Make an exact copy of all the entries, with the pictures left out.

#####

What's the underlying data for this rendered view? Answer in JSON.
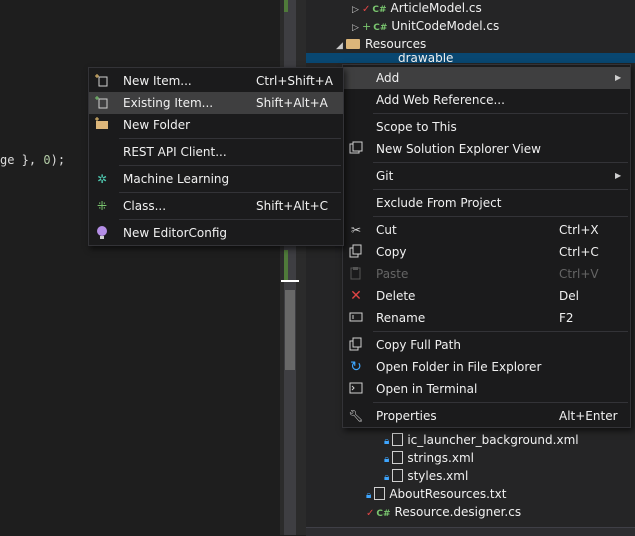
{
  "editor": {
    "code_text": "ge }, ",
    "code_num": "0",
    "code_end": ");"
  },
  "explorer": {
    "article_model": "ArticleModel.cs",
    "unit_code_model": "UnitCodeModel.cs",
    "resources": "Resources",
    "drawable": "drawable",
    "ic_launcher_background": "ic_launcher_background.xml",
    "strings": "strings.xml",
    "styles": "styles.xml",
    "about_resources": "AboutResources.txt",
    "resource_designer": "Resource.designer.cs",
    "cs_glyph": "C#"
  },
  "context_menu": {
    "items": [
      {
        "label": "Add",
        "shortcut": "",
        "submenu": true
      },
      {
        "label": "Add Web Reference...",
        "shortcut": ""
      },
      {
        "label": "Scope to This",
        "shortcut": ""
      },
      {
        "label": "New Solution Explorer View",
        "shortcut": "",
        "icon": "solution-view-icon"
      },
      {
        "label": "Git",
        "shortcut": "",
        "submenu": true
      },
      {
        "label": "Exclude From Project",
        "shortcut": ""
      },
      {
        "label": "Cut",
        "shortcut": "Ctrl+X",
        "icon": "scissors-icon"
      },
      {
        "label": "Copy",
        "shortcut": "Ctrl+C",
        "icon": "copy-icon"
      },
      {
        "label": "Paste",
        "shortcut": "Ctrl+V",
        "icon": "paste-icon",
        "disabled": true
      },
      {
        "label": "Delete",
        "shortcut": "Del",
        "icon": "delete-x-icon"
      },
      {
        "label": "Rename",
        "shortcut": "F2",
        "icon": "rename-icon"
      },
      {
        "label": "Copy Full Path",
        "shortcut": "",
        "icon": "copy-path-icon"
      },
      {
        "label": "Open Folder in File Explorer",
        "shortcut": "",
        "icon": "refresh-folder-icon"
      },
      {
        "label": "Open in Terminal",
        "shortcut": "",
        "icon": "terminal-icon"
      },
      {
        "label": "Properties",
        "shortcut": "Alt+Enter",
        "icon": "wrench-icon"
      }
    ]
  },
  "add_submenu": {
    "items": [
      {
        "label": "New Item...",
        "shortcut": "Ctrl+Shift+A",
        "icon": "new-item-icon"
      },
      {
        "label": "Existing Item...",
        "shortcut": "Shift+Alt+A",
        "icon": "existing-item-icon"
      },
      {
        "label": "New Folder",
        "shortcut": "",
        "icon": "new-folder-icon"
      },
      {
        "label": "REST API Client...",
        "shortcut": ""
      },
      {
        "label": "Machine Learning",
        "shortcut": "",
        "icon": "machine-learning-icon"
      },
      {
        "label": "Class...",
        "shortcut": "Shift+Alt+C",
        "icon": "class-icon"
      },
      {
        "label": "New EditorConfig",
        "shortcut": "",
        "icon": "editorconfig-icon"
      }
    ]
  },
  "colors": {
    "accent": "#094771",
    "menu_bg": "#1b1b1c",
    "highlight": "#3f3f40",
    "delete_red": "#e04545"
  }
}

#####

**RESPONSE FOR THIS EXERCISE**
What's the underlying data for this rendered view? Answer in JSON.
{
  "editor": {
    "code_text": "ge }, ",
    "code_num": "0",
    "code_end": ");"
  },
  "explorer": {
    "article_model": "ArticleModel.cs",
    "unit_code_model": "UnitCodeModel.cs",
    "resources": "Resources",
    "drawable": "drawable",
    "ic_launcher_background": "ic_launcher_background.xml",
    "strings": "strings.xml",
    "styles": "styles.xml",
    "about_resources": "AboutResources.txt",
    "resource_designer": "Resource.designer.cs",
    "cs_glyph": "C#"
  },
  "context_menu": {
    "items": [
      {
        "label": "Add",
        "shortcut": "",
        "submenu": true
      },
      {
        "label": "Add Web Reference...",
        "shortcut": ""
      },
      {
        "label": "Scope to This",
        "shortcut": ""
      },
      {
        "label": "New Solution Explorer View",
        "shortcut": "",
        "icon": "solution-view-icon"
      },
      {
        "label": "Git",
        "shortcut": "",
        "submenu": true
      },
      {
        "label": "Exclude From Project",
        "shortcut": ""
      },
      {
        "label": "Cut",
        "shortcut": "Ctrl+X",
        "icon": "scissors-icon"
      },
      {
        "label": "Copy",
        "shortcut": "Ctrl+C",
        "icon": "copy-icon"
      },
      {
        "label": "Paste",
        "shortcut": "Ctrl+V",
        "icon": "paste-icon",
        "disabled": true
      },
      {
        "label": "Delete",
        "shortcut": "Del",
        "icon": "delete-x-icon"
      },
      {
        "label": "Rename",
        "shortcut": "F2",
        "icon": "rename-icon"
      },
      {
        "label": "Copy Full Path",
        "shortcut": "",
        "icon": "copy-path-icon"
      },
      {
        "label": "Open Folder in File Explorer",
        "shortcut": "",
        "icon": "refresh-folder-icon"
      },
      {
        "label": "Open in Terminal",
        "shortcut": "",
        "icon": "terminal-icon"
      },
      {
        "label": "Properties",
        "shortcut": "Alt+Enter",
        "icon": "wrench-icon"
      }
    ]
  },
  "add_submenu": {
    "items": [
      {
        "label": "New Item...",
        "shortcut": "Ctrl+Shift+A",
        "icon": "new-item-icon"
      },
      {
        "label": "Existing Item...",
        "shortcut": "Shift+Alt+A",
        "icon": "existing-item-icon"
      },
      {
        "label": "New Folder",
        "shortcut": "",
        "icon": "new-folder-icon"
      },
      {
        "label": "REST API Client...",
        "shortcut": ""
      },
      {
        "label": "Machine Learning",
        "shortcut": "",
        "icon": "machine-learning-icon"
      },
      {
        "label": "Class...",
        "shortcut": "Shift+Alt+C",
        "icon": "class-icon"
      },
      {
        "label": "New EditorConfig",
        "shortcut": "",
        "icon": "editorconfig-icon"
      }
    ]
  },
  "colors": {
    "accent": "#094771",
    "menu_bg": "#1b1b1c",
    "highlight": "#3f3f40",
    "delete_red": "#e04545"
  }
}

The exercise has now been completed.